_PROBLEM TO WORK ON_
Lines holding the string "start" are the ones to copy; find them all in the data.

_DATA TO PROCESS_

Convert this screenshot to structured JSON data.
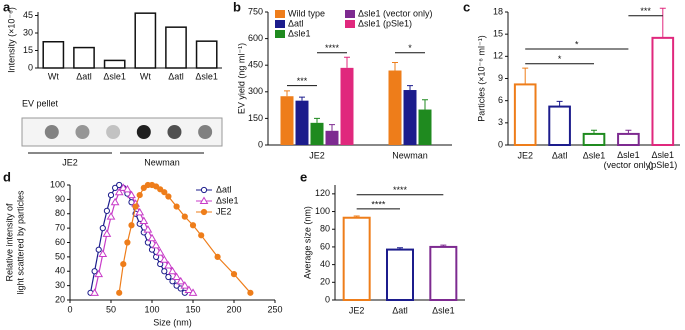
{
  "chart_data": [
    {
      "type": "bar",
      "panel": "a",
      "ylabel": "Intensity (×10⁻⁶)",
      "categories": [
        "Wt",
        "Δatl",
        "Δsle1",
        "Wt",
        "Δatl",
        "Δsle1"
      ],
      "values": [
        22.5,
        17.5,
        6.5,
        47,
        35,
        23
      ],
      "color": "#111111",
      "ylim": [
        0,
        48
      ],
      "yticks": [
        0,
        15,
        30,
        45
      ],
      "blot_label": "EV pellet",
      "groups": [
        "JE2",
        "Newman"
      ]
    },
    {
      "type": "grouped-bar",
      "panel": "b",
      "ylabel": "EV yield (ng ml⁻¹)",
      "categories": [
        "JE2",
        "Newman"
      ],
      "series": [
        {
          "name": "Wild type",
          "color": "#ee7d1a",
          "values": [
            275,
            420
          ],
          "errors": [
            30,
            45
          ]
        },
        {
          "name": "Δatl",
          "color": "#1c1c8c",
          "values": [
            250,
            310
          ],
          "errors": [
            20,
            25
          ]
        },
        {
          "name": "Δsle1",
          "color": "#1f8a1f",
          "values": [
            125,
            200
          ],
          "errors": [
            25,
            55
          ]
        },
        {
          "name": "Δsle1 (vector only)",
          "color": "#7d2a90",
          "values": [
            80,
            null
          ],
          "errors": [
            35,
            null
          ]
        },
        {
          "name": "Δsle1 (pSle1)",
          "color": "#e0287d",
          "values": [
            435,
            null
          ],
          "errors": [
            60,
            null
          ]
        }
      ],
      "ylim": [
        0,
        750
      ],
      "yticks": [
        0,
        150,
        300,
        450,
        600,
        750
      ],
      "annotations": [
        "***",
        "****",
        "*"
      ]
    },
    {
      "type": "open-bar",
      "panel": "c",
      "ylabel": "Particles (×10⁻⁶ ml⁻¹)",
      "categories": [
        "JE2",
        "Δatl",
        "Δsle1",
        "Δsle1 (vector only)",
        "Δsle1 (pSle1)"
      ],
      "values": [
        8.2,
        5.2,
        1.5,
        1.5,
        14.5
      ],
      "errors": [
        2.2,
        0.7,
        0.5,
        0.5,
        4
      ],
      "colors": [
        "#ee7d1a",
        "#1c1c8c",
        "#1f8a1f",
        "#7d2a90",
        "#e0287d"
      ],
      "ylim": [
        0,
        18
      ],
      "yticks": [
        0,
        3,
        6,
        9,
        12,
        15,
        18
      ],
      "annotations": [
        "*",
        "*",
        "***"
      ]
    },
    {
      "type": "line",
      "panel": "d",
      "ylabel": [
        "Relative intensity of",
        "light scattered by particles"
      ],
      "xlabel": "Size (nm)",
      "series": [
        {
          "name": "Δatl",
          "color": "#1c1c8c",
          "marker": "circle-open",
          "x": [
            25,
            30,
            35,
            40,
            45,
            50,
            55,
            60,
            65,
            70,
            75,
            80,
            85,
            90,
            95,
            100,
            105,
            110,
            115,
            120,
            125,
            130,
            135,
            140
          ],
          "values": [
            25,
            40,
            55,
            70,
            82,
            93,
            98,
            100,
            98,
            94,
            88,
            80,
            73,
            67,
            60,
            55,
            50,
            45,
            40,
            36,
            33,
            30,
            28,
            25
          ]
        },
        {
          "name": "Δsle1",
          "color": "#c83cc8",
          "marker": "triangle-open",
          "x": [
            30,
            35,
            40,
            45,
            50,
            55,
            60,
            65,
            70,
            75,
            80,
            85,
            90,
            95,
            100,
            105,
            110,
            115,
            120,
            125,
            130,
            135,
            140,
            145,
            150
          ],
          "values": [
            25,
            38,
            52,
            66,
            78,
            88,
            95,
            98,
            97,
            93,
            87,
            81,
            75,
            69,
            63,
            58,
            53,
            48,
            44,
            40,
            36,
            33,
            30,
            27,
            25
          ]
        },
        {
          "name": "JE2",
          "color": "#ee7d1a",
          "marker": "circle",
          "x": [
            60,
            65,
            70,
            75,
            80,
            85,
            90,
            95,
            100,
            105,
            110,
            115,
            120,
            130,
            140,
            150,
            160,
            180,
            200,
            220
          ],
          "values": [
            25,
            45,
            60,
            72,
            85,
            93,
            98,
            100,
            100,
            99,
            97,
            95,
            92,
            85,
            78,
            72,
            65,
            50,
            38,
            25
          ]
        }
      ],
      "xlim": [
        0,
        250
      ],
      "xticks": [
        0,
        50,
        100,
        150,
        200,
        250
      ],
      "ylim": [
        20,
        100
      ],
      "yticks": [
        20,
        30,
        40,
        50,
        60,
        70,
        80,
        90,
        100
      ]
    },
    {
      "type": "open-bar",
      "panel": "e",
      "ylabel": "Average size (nm)",
      "categories": [
        "JE2",
        "Δatl",
        "Δsle1"
      ],
      "values": [
        93,
        57,
        60
      ],
      "errors": [
        2,
        2,
        2
      ],
      "colors": [
        "#ee7d1a",
        "#1c1c8c",
        "#7d2a90"
      ],
      "ylim": [
        0,
        130
      ],
      "yticks": [
        0,
        20,
        40,
        60,
        80,
        100,
        120
      ],
      "annotations": [
        "****",
        "****"
      ]
    }
  ]
}
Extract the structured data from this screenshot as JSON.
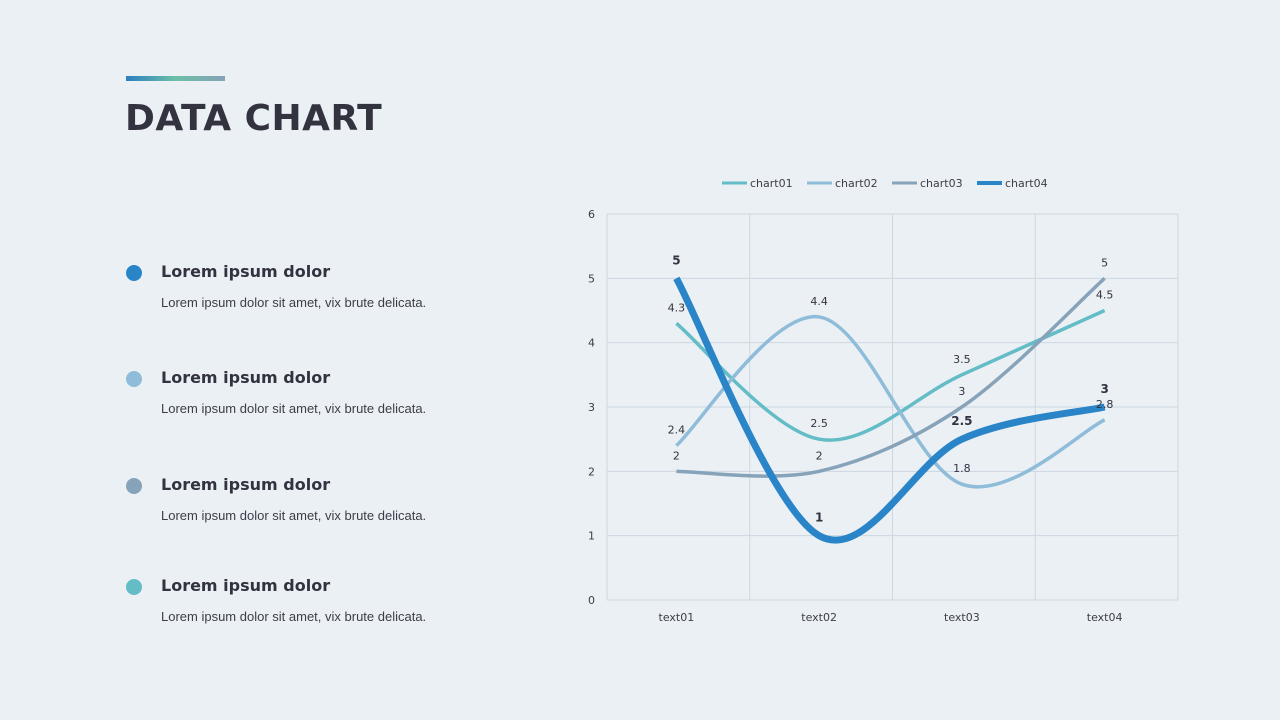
{
  "header": {
    "title": "DATA CHART"
  },
  "items": [
    {
      "title": "Lorem ipsum dolor",
      "description": "Lorem ipsum dolor sit amet, vix brute delicata.",
      "color": "#2a85c8"
    },
    {
      "title": "Lorem ipsum dolor",
      "description": "Lorem ipsum dolor sit amet, vix brute delicata.",
      "color": "#8fbcd8"
    },
    {
      "title": "Lorem ipsum dolor",
      "description": "Lorem ipsum dolor sit amet, vix brute delicata.",
      "color": "#86a3b9"
    },
    {
      "title": "Lorem ipsum dolor",
      "description": "Lorem ipsum dolor sit amet, vix brute delicata.",
      "color": "#64bcc6"
    }
  ],
  "chart_data": {
    "type": "line",
    "smooth": true,
    "title": "",
    "xlabel": "",
    "ylabel": "",
    "categories": [
      "text01",
      "text02",
      "text03",
      "text04"
    ],
    "ylim": [
      0,
      6
    ],
    "yticks": [
      0,
      1,
      2,
      3,
      4,
      5,
      6
    ],
    "grid": true,
    "legend_position": "top",
    "series": [
      {
        "name": "chart01",
        "values": [
          4.3,
          2.5,
          3.5,
          4.5
        ],
        "color": "#64bcc6",
        "width": 3.5,
        "bold_labels": false
      },
      {
        "name": "chart02",
        "values": [
          2.4,
          4.4,
          1.8,
          2.8
        ],
        "color": "#8fbcd8",
        "width": 3.5,
        "bold_labels": false
      },
      {
        "name": "chart03",
        "values": [
          2,
          2,
          3,
          5
        ],
        "color": "#86a3b9",
        "width": 3.5,
        "bold_labels": false
      },
      {
        "name": "chart04",
        "values": [
          5,
          1,
          2.5,
          3
        ],
        "color": "#2a85c8",
        "width": 7,
        "bold_labels": true
      }
    ]
  }
}
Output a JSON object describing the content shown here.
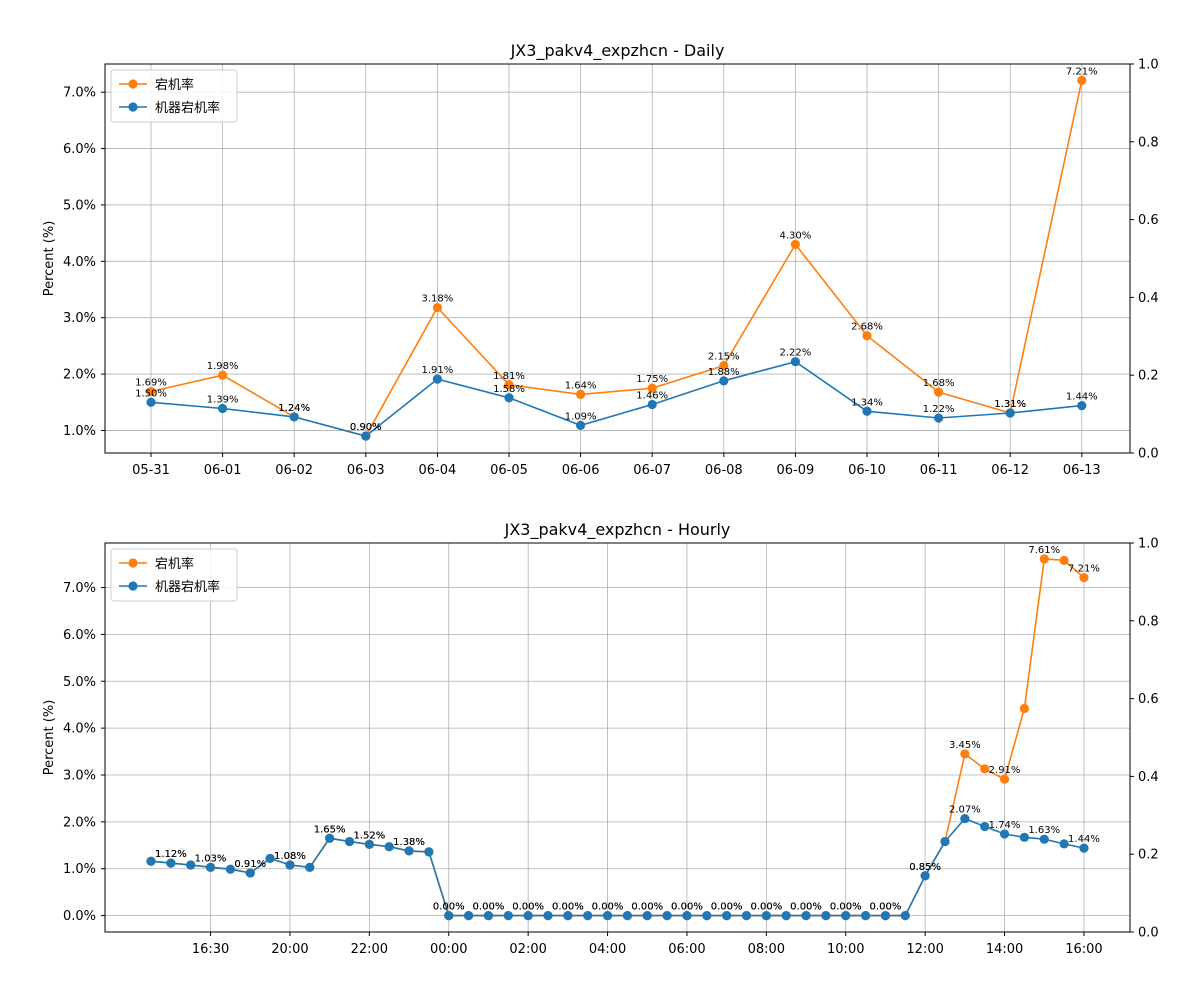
{
  "colors": {
    "series_a": "#ff7f0e",
    "series_b": "#1f77b4",
    "grid": "#b0b0b0"
  },
  "chart_data": [
    {
      "type": "line",
      "title": "JX3_pakv4_expzhcn - Daily",
      "ylabel": "Percent (%)",
      "x_tick_labels": [
        "05-31",
        "06-01",
        "06-02",
        "06-03",
        "06-04",
        "06-05",
        "06-06",
        "06-07",
        "06-08",
        "06-09",
        "06-10",
        "06-11",
        "06-12",
        "06-13"
      ],
      "ylim": [
        0.6,
        7.5
      ],
      "y_ticks": [
        1,
        2,
        3,
        4,
        5,
        6,
        7
      ],
      "y_tick_labels": [
        "1.0%",
        "2.0%",
        "3.0%",
        "4.0%",
        "5.0%",
        "6.0%",
        "7.0%"
      ],
      "y2_ticks": [
        0.0,
        0.2,
        0.4,
        0.6,
        0.8,
        1.0
      ],
      "y2_tick_labels": [
        "0.0",
        "0.2",
        "0.4",
        "0.6",
        "0.8",
        "1.0"
      ],
      "grid": true,
      "legend_position": "top-left",
      "series": [
        {
          "name": "宕机率",
          "values": [
            1.69,
            1.98,
            1.24,
            0.9,
            3.18,
            1.81,
            1.64,
            1.75,
            2.15,
            4.3,
            2.68,
            1.68,
            1.31,
            7.21
          ],
          "labels": [
            "1.69%",
            "1.98%",
            "1.24%",
            "0.90%",
            "3.18%",
            "1.81%",
            "1.64%",
            "1.75%",
            "2.15%",
            "4.30%",
            "2.68%",
            "1.68%",
            "1.31%",
            "7.21%"
          ]
        },
        {
          "name": "机器宕机率",
          "values": [
            1.5,
            1.39,
            1.24,
            0.9,
            1.91,
            1.58,
            1.09,
            1.46,
            1.88,
            2.22,
            1.34,
            1.22,
            1.31,
            1.44
          ],
          "labels": [
            "1.50%",
            "1.39%",
            "1.24%",
            "0.90%",
            "1.91%",
            "1.58%",
            "1.09%",
            "1.46%",
            "1.88%",
            "2.22%",
            "1.34%",
            "1.22%",
            "1.31%",
            "1.44%"
          ]
        }
      ]
    },
    {
      "type": "line",
      "title": "JX3_pakv4_expzhcn - Hourly",
      "ylabel": "Percent (%)",
      "x_tick_labels": [
        "16:30",
        "20:00",
        "22:00",
        "00:00",
        "02:00",
        "04:00",
        "06:00",
        "08:00",
        "10:00",
        "12:00",
        "14:00",
        "16:00"
      ],
      "x_tick_positions": [
        3,
        7,
        11,
        15,
        19,
        23,
        27,
        31,
        35,
        39,
        43,
        47
      ],
      "ylim": [
        -0.35,
        7.95
      ],
      "y_ticks": [
        0,
        1,
        2,
        3,
        4,
        5,
        6,
        7
      ],
      "y_tick_labels": [
        "0.0%",
        "1.0%",
        "2.0%",
        "3.0%",
        "4.0%",
        "5.0%",
        "6.0%",
        "7.0%"
      ],
      "y2_ticks": [
        0.0,
        0.2,
        0.4,
        0.6,
        0.8,
        1.0
      ],
      "y2_tick_labels": [
        "0.0",
        "0.2",
        "0.4",
        "0.6",
        "0.8",
        "1.0"
      ],
      "grid": true,
      "legend_position": "top-left",
      "series": [
        {
          "name": "宕机率",
          "values": [
            1.16,
            1.12,
            1.08,
            1.03,
            0.99,
            0.91,
            1.22,
            1.08,
            1.03,
            1.65,
            1.58,
            1.52,
            1.47,
            1.38,
            1.36,
            0.0,
            0.0,
            0.0,
            0.0,
            0.0,
            0.0,
            0.0,
            0.0,
            0.0,
            0.0,
            0.0,
            0.0,
            0.0,
            0.0,
            0.0,
            0.0,
            0.0,
            0.0,
            0.0,
            0.0,
            0.0,
            0.0,
            0.0,
            0.0,
            0.85,
            1.58,
            3.45,
            3.13,
            2.91,
            4.42,
            7.61,
            7.58,
            7.21
          ],
          "labels": [
            "",
            "1.12%",
            "",
            "1.03%",
            "",
            "0.91%",
            "",
            "1.08%",
            "",
            "1.65%",
            "",
            "1.52%",
            "",
            "1.38%",
            "",
            "0.00%",
            "",
            "0.00%",
            "",
            "0.00%",
            "",
            "0.00%",
            "",
            "0.00%",
            "",
            "0.00%",
            "",
            "0.00%",
            "",
            "0.00%",
            "",
            "0.00%",
            "",
            "0.00%",
            "",
            "0.00%",
            "",
            "0.00%",
            "",
            "0.85%",
            "",
            "3.45%",
            "",
            "2.91%",
            "",
            "7.61%",
            "",
            "7.21%"
          ]
        },
        {
          "name": "机器宕机率",
          "values": [
            1.16,
            1.12,
            1.08,
            1.03,
            0.99,
            0.91,
            1.22,
            1.08,
            1.03,
            1.65,
            1.58,
            1.52,
            1.47,
            1.38,
            1.36,
            0.0,
            0.0,
            0.0,
            0.0,
            0.0,
            0.0,
            0.0,
            0.0,
            0.0,
            0.0,
            0.0,
            0.0,
            0.0,
            0.0,
            0.0,
            0.0,
            0.0,
            0.0,
            0.0,
            0.0,
            0.0,
            0.0,
            0.0,
            0.0,
            0.85,
            1.58,
            2.07,
            1.9,
            1.74,
            1.67,
            1.63,
            1.53,
            1.44
          ],
          "labels": [
            "",
            "1.12%",
            "",
            "1.03%",
            "",
            "0.91%",
            "",
            "1.08%",
            "",
            "1.65%",
            "",
            "1.52%",
            "",
            "1.38%",
            "",
            "0.00%",
            "",
            "0.00%",
            "",
            "0.00%",
            "",
            "0.00%",
            "",
            "0.00%",
            "",
            "0.00%",
            "",
            "0.00%",
            "",
            "0.00%",
            "",
            "0.00%",
            "",
            "0.00%",
            "",
            "0.00%",
            "",
            "0.00%",
            "",
            "0.85%",
            "",
            "2.07%",
            "",
            "1.74%",
            "",
            "1.63%",
            "",
            "1.44%"
          ]
        }
      ]
    }
  ]
}
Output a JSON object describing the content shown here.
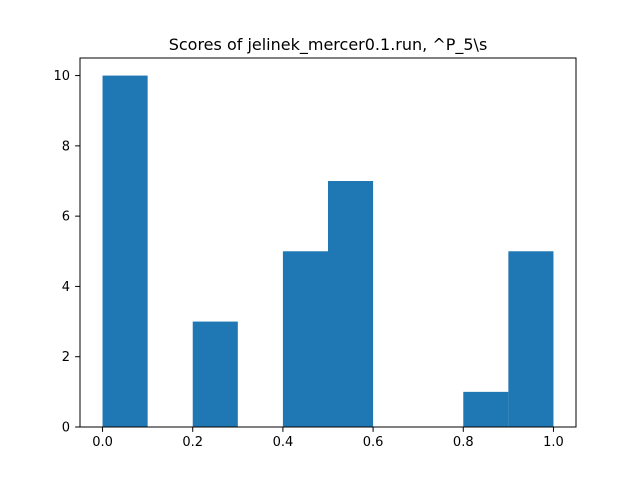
{
  "chart_data": {
    "type": "bar",
    "title": "Scores of jelinek_mercer0.1.run, ^P_5\\s",
    "xlabel": "",
    "ylabel": "",
    "bins": [
      {
        "start": 0.0,
        "end": 0.1,
        "count": 10
      },
      {
        "start": 0.1,
        "end": 0.2,
        "count": 0
      },
      {
        "start": 0.2,
        "end": 0.3,
        "count": 3
      },
      {
        "start": 0.3,
        "end": 0.4,
        "count": 0
      },
      {
        "start": 0.4,
        "end": 0.5,
        "count": 5
      },
      {
        "start": 0.5,
        "end": 0.6,
        "count": 7
      },
      {
        "start": 0.6,
        "end": 0.7,
        "count": 0
      },
      {
        "start": 0.7,
        "end": 0.8,
        "count": 0
      },
      {
        "start": 0.8,
        "end": 0.9,
        "count": 1
      },
      {
        "start": 0.9,
        "end": 1.0,
        "count": 5
      }
    ],
    "xlim": [
      -0.05,
      1.05
    ],
    "ylim": [
      0,
      10.5
    ],
    "xticks": [
      0.0,
      0.2,
      0.4,
      0.6,
      0.8,
      1.0
    ],
    "xtick_labels": [
      "0.0",
      "0.2",
      "0.4",
      "0.6",
      "0.8",
      "1.0"
    ],
    "yticks": [
      0,
      2,
      4,
      6,
      8,
      10
    ],
    "ytick_labels": [
      "0",
      "2",
      "4",
      "6",
      "8",
      "10"
    ],
    "bar_color": "#1f77b4",
    "grid": false,
    "legend": "none"
  }
}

_THE SOLUTION_
        "start": 0.0,
        "start": 0.1,
        "start": 0.2,
        "start": 0.3,
        "start": 0.4,
        "start": 0.5,
        "start": 0.6,
        "start": 0.7,
        "start": 0.8,
        "start": 0.9,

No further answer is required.